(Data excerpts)
┄┄┄┄┄┄

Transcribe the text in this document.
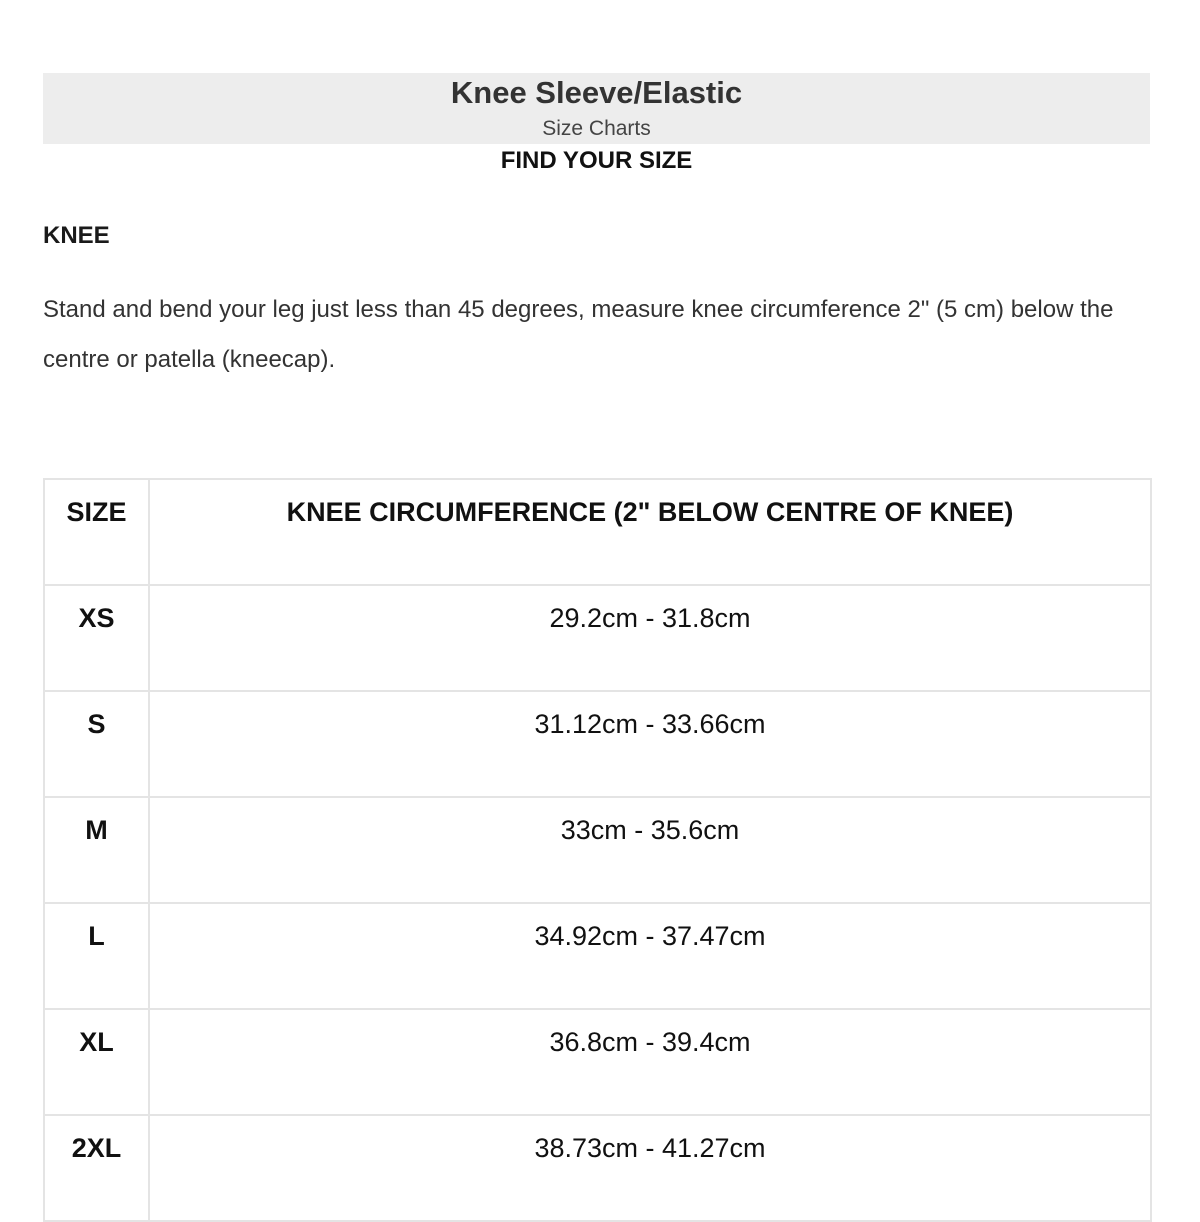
Knee Sleeve/Elastic
Size Charts
FIND YOUR SIZE
KNEE
Stand and bend your leg just less than 45 degrees, measure knee circumference 2" (5 cm) below the centre or patella (kneecap).
SIZE	KNEE CIRCUMFERENCE (2" BELOW CENTRE OF KNEE)
XS	29.2cm - 31.8cm
S	31.12cm - 33.66cm
M	33cm - 35.6cm
L	34.92cm - 37.47cm
XL	36.8cm - 39.4cm
2XL	38.73cm - 41.27cm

┄┄┄┄┄┄

- [What you have to do] Repeat the records above exactly, leaving out any pictures they contain.

- [Correct answer]
Transcribe the text in this document.
Knee Sleeve/Elastic
Size Charts
FIND YOUR SIZE
KNEE
Stand and bend your leg just less than 45 degrees, measure knee circumference 2" (5 cm) below the centre or patella (kneecap).
SIZE	KNEE CIRCUMFERENCE (2" BELOW CENTRE OF KNEE)
XS	29.2cm - 31.8cm
S	31.12cm - 33.66cm
M	33cm - 35.6cm
L	34.92cm - 37.47cm
XL	36.8cm - 39.4cm
2XL	38.73cm - 41.27cm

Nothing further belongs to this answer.